EXERCISE INSTRUCTIONS →
Give a verbatim quotation of every record.

---------- DATASET ENTRIES

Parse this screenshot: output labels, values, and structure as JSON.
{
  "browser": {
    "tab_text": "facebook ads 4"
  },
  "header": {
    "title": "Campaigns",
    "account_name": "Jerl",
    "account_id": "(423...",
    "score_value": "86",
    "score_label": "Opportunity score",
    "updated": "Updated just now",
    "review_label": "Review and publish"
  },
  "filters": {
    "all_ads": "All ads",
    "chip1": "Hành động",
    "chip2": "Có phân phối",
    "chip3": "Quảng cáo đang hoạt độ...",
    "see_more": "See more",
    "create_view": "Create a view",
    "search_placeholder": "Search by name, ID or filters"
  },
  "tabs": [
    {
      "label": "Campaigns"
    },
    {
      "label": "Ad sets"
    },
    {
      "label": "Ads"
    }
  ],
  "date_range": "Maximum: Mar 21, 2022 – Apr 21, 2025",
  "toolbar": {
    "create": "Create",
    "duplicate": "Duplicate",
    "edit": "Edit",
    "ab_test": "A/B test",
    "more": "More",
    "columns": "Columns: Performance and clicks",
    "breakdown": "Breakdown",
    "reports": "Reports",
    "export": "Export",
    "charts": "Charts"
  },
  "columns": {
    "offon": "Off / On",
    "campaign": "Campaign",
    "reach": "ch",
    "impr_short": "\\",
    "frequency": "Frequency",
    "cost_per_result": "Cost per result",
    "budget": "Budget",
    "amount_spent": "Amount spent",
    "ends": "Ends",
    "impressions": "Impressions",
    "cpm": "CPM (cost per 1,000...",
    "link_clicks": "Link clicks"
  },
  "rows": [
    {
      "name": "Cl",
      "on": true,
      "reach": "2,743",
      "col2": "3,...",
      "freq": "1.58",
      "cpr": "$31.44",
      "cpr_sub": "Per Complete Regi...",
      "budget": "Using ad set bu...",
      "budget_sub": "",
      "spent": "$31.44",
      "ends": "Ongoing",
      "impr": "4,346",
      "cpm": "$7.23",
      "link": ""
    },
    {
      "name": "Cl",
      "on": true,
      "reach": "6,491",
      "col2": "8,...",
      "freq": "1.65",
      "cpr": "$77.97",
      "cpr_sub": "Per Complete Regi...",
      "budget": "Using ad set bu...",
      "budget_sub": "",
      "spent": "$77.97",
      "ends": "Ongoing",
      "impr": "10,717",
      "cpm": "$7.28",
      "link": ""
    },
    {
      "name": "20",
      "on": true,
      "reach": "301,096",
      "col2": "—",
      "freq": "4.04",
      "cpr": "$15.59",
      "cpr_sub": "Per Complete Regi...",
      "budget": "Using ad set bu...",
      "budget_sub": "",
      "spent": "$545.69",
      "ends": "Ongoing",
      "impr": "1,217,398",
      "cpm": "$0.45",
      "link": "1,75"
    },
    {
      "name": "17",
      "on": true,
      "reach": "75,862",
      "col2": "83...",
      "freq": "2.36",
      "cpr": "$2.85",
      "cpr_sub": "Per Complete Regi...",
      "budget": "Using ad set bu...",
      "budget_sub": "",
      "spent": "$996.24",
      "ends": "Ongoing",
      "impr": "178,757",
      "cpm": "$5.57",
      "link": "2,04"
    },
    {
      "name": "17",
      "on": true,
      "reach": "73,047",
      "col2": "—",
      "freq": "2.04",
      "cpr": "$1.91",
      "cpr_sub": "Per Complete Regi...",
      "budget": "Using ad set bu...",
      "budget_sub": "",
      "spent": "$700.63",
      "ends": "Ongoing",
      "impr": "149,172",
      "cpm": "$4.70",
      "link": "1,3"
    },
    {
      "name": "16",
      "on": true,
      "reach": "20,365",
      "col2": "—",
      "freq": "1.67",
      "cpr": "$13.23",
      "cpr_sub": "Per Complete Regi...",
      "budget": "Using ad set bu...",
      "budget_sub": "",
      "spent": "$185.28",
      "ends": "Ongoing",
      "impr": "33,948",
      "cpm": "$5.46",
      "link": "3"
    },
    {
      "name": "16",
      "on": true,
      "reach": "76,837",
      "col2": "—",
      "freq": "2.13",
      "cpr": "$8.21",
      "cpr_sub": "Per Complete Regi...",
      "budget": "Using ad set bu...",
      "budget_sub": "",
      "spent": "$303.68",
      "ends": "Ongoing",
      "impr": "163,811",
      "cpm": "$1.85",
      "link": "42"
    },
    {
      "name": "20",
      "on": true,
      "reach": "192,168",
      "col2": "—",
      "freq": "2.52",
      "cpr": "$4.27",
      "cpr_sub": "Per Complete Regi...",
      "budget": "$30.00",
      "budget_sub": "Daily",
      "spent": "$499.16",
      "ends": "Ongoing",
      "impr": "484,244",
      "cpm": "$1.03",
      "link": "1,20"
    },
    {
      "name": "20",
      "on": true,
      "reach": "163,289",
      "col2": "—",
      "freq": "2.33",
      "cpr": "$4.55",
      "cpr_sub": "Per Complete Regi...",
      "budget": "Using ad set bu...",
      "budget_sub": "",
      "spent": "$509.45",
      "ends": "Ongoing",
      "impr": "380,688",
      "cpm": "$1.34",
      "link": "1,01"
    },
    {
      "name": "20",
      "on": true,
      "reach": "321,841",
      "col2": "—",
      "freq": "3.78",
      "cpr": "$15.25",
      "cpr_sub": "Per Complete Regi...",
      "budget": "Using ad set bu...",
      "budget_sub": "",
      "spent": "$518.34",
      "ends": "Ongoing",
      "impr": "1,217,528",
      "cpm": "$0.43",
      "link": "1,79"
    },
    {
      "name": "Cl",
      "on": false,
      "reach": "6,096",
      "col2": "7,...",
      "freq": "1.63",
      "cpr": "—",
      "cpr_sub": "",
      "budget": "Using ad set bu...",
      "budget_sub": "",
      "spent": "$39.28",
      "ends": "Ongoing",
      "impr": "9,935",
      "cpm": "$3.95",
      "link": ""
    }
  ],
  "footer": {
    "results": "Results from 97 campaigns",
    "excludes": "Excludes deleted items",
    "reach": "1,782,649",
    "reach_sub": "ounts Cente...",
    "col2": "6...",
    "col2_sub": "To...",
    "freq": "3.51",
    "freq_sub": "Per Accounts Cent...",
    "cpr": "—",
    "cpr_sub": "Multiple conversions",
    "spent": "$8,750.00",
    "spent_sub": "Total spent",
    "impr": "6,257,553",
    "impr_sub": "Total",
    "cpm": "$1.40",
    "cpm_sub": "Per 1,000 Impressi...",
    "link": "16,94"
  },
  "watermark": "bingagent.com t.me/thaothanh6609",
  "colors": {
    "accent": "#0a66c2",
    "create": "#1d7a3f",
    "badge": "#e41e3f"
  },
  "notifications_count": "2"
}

--------------------

TASK OUTPUT →
Parse this screenshot: output labels, values, and structure as JSON.
{
  "browser": {
    "tab_text": "facebook ads 4"
  },
  "header": {
    "title": "Campaigns",
    "account_name": "Jerl",
    "account_id": "(423...",
    "score_value": "86",
    "score_label": "Opportunity score",
    "updated": "Updated just now",
    "review_label": "Review and publish"
  },
  "filters": {
    "all_ads": "All ads",
    "chip1": "Hành động",
    "chip2": "Có phân phối",
    "chip3": "Quảng cáo đang hoạt độ...",
    "see_more": "See more",
    "create_view": "Create a view",
    "search_placeholder": "Search by name, ID or filters"
  },
  "tabs": [
    {
      "label": "Campaigns"
    },
    {
      "label": "Ad sets"
    },
    {
      "label": "Ads"
    }
  ],
  "date_range": "Maximum: Mar 21, 2022 – Apr 21, 2025",
  "toolbar": {
    "create": "Create",
    "duplicate": "Duplicate",
    "edit": "Edit",
    "ab_test": "A/B test",
    "more": "More",
    "columns": "Columns: Performance and clicks",
    "breakdown": "Breakdown",
    "reports": "Reports",
    "export": "Export",
    "charts": "Charts"
  },
  "columns": {
    "offon": "Off / On",
    "campaign": "Campaign",
    "reach": "ch",
    "impr_short": "\\",
    "frequency": "Frequency",
    "cost_per_result": "Cost per result",
    "budget": "Budget",
    "amount_spent": "Amount spent",
    "ends": "Ends",
    "impressions": "Impressions",
    "cpm": "CPM (cost per 1,000...",
    "link_clicks": "Link clicks"
  },
  "rows": [
    {
      "name": "Cl",
      "on": true,
      "reach": "2,743",
      "col2": "3,...",
      "freq": "1.58",
      "cpr": "$31.44",
      "cpr_sub": "Per Complete Regi...",
      "budget": "Using ad set bu...",
      "budget_sub": "",
      "spent": "$31.44",
      "ends": "Ongoing",
      "impr": "4,346",
      "cpm": "$7.23",
      "link": ""
    },
    {
      "name": "Cl",
      "on": true,
      "reach": "6,491",
      "col2": "8,...",
      "freq": "1.65",
      "cpr": "$77.97",
      "cpr_sub": "Per Complete Regi...",
      "budget": "Using ad set bu...",
      "budget_sub": "",
      "spent": "$77.97",
      "ends": "Ongoing",
      "impr": "10,717",
      "cpm": "$7.28",
      "link": ""
    },
    {
      "name": "20",
      "on": true,
      "reach": "301,096",
      "col2": "—",
      "freq": "4.04",
      "cpr": "$15.59",
      "cpr_sub": "Per Complete Regi...",
      "budget": "Using ad set bu...",
      "budget_sub": "",
      "spent": "$545.69",
      "ends": "Ongoing",
      "impr": "1,217,398",
      "cpm": "$0.45",
      "link": "1,75"
    },
    {
      "name": "17",
      "on": true,
      "reach": "75,862",
      "col2": "83...",
      "freq": "2.36",
      "cpr": "$2.85",
      "cpr_sub": "Per Complete Regi...",
      "budget": "Using ad set bu...",
      "budget_sub": "",
      "spent": "$996.24",
      "ends": "Ongoing",
      "impr": "178,757",
      "cpm": "$5.57",
      "link": "2,04"
    },
    {
      "name": "17",
      "on": true,
      "reach": "73,047",
      "col2": "—",
      "freq": "2.04",
      "cpr": "$1.91",
      "cpr_sub": "Per Complete Regi...",
      "budget": "Using ad set bu...",
      "budget_sub": "",
      "spent": "$700.63",
      "ends": "Ongoing",
      "impr": "149,172",
      "cpm": "$4.70",
      "link": "1,3"
    },
    {
      "name": "16",
      "on": true,
      "reach": "20,365",
      "col2": "—",
      "freq": "1.67",
      "cpr": "$13.23",
      "cpr_sub": "Per Complete Regi...",
      "budget": "Using ad set bu...",
      "budget_sub": "",
      "spent": "$185.28",
      "ends": "Ongoing",
      "impr": "33,948",
      "cpm": "$5.46",
      "link": "3"
    },
    {
      "name": "16",
      "on": true,
      "reach": "76,837",
      "col2": "—",
      "freq": "2.13",
      "cpr": "$8.21",
      "cpr_sub": "Per Complete Regi...",
      "budget": "Using ad set bu...",
      "budget_sub": "",
      "spent": "$303.68",
      "ends": "Ongoing",
      "impr": "163,811",
      "cpm": "$1.85",
      "link": "42"
    },
    {
      "name": "20",
      "on": true,
      "reach": "192,168",
      "col2": "—",
      "freq": "2.52",
      "cpr": "$4.27",
      "cpr_sub": "Per Complete Regi...",
      "budget": "$30.00",
      "budget_sub": "Daily",
      "spent": "$499.16",
      "ends": "Ongoing",
      "impr": "484,244",
      "cpm": "$1.03",
      "link": "1,20"
    },
    {
      "name": "20",
      "on": true,
      "reach": "163,289",
      "col2": "—",
      "freq": "2.33",
      "cpr": "$4.55",
      "cpr_sub": "Per Complete Regi...",
      "budget": "Using ad set bu...",
      "budget_sub": "",
      "spent": "$509.45",
      "ends": "Ongoing",
      "impr": "380,688",
      "cpm": "$1.34",
      "link": "1,01"
    },
    {
      "name": "20",
      "on": true,
      "reach": "321,841",
      "col2": "—",
      "freq": "3.78",
      "cpr": "$15.25",
      "cpr_sub": "Per Complete Regi...",
      "budget": "Using ad set bu...",
      "budget_sub": "",
      "spent": "$518.34",
      "ends": "Ongoing",
      "impr": "1,217,528",
      "cpm": "$0.43",
      "link": "1,79"
    },
    {
      "name": "Cl",
      "on": false,
      "reach": "6,096",
      "col2": "7,...",
      "freq": "1.63",
      "cpr": "—",
      "cpr_sub": "",
      "budget": "Using ad set bu...",
      "budget_sub": "",
      "spent": "$39.28",
      "ends": "Ongoing",
      "impr": "9,935",
      "cpm": "$3.95",
      "link": ""
    }
  ],
  "footer": {
    "results": "Results from 97 campaigns",
    "excludes": "Excludes deleted items",
    "reach": "1,782,649",
    "reach_sub": "ounts Cente...",
    "col2": "6...",
    "col2_sub": "To...",
    "freq": "3.51",
    "freq_sub": "Per Accounts Cent...",
    "cpr": "—",
    "cpr_sub": "Multiple conversions",
    "spent": "$8,750.00",
    "spent_sub": "Total spent",
    "impr": "6,257,553",
    "impr_sub": "Total",
    "cpm": "$1.40",
    "cpm_sub": "Per 1,000 Impressi...",
    "link": "16,94"
  },
  "watermark": "bingagent.com t.me/thaothanh6609",
  "colors": {
    "accent": "#0a66c2",
    "create": "#1d7a3f",
    "badge": "#e41e3f"
  },
  "notifications_count": "2"
}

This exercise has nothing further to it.